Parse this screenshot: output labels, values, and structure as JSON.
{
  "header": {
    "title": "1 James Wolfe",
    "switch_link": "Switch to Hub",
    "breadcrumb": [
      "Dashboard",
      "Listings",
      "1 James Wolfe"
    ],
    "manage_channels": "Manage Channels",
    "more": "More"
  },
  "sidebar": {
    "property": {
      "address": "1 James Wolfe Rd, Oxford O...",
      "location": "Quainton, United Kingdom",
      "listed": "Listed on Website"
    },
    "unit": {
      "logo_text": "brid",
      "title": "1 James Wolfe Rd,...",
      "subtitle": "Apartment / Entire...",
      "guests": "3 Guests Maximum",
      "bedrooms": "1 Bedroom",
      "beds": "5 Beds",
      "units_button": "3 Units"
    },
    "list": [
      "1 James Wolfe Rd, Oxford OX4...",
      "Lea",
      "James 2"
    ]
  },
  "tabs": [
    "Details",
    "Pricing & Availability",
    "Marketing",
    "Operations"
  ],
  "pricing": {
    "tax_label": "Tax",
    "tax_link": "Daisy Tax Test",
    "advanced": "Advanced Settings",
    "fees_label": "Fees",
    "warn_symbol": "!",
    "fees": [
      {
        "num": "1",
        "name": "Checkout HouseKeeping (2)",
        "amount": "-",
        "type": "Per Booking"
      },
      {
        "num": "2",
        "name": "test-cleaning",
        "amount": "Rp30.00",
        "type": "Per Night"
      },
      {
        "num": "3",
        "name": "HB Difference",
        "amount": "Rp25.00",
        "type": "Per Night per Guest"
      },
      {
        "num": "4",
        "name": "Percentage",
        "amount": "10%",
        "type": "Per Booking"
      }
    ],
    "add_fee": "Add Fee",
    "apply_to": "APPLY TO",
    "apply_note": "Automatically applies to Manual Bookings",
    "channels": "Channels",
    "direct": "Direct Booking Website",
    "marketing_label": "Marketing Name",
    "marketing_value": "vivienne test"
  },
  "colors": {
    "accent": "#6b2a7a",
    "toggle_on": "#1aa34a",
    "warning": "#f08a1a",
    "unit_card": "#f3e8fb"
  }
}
_ _ _
EXERCISE INSTRUCTIONS: Copy each line of the preceding data that contains the string "amount".

RESPONSE TO THE EXERCISE:
        "amount": "-",
        "amount": "Rp30.00",
        "amount": "Rp25.00",
        "amount": "10%",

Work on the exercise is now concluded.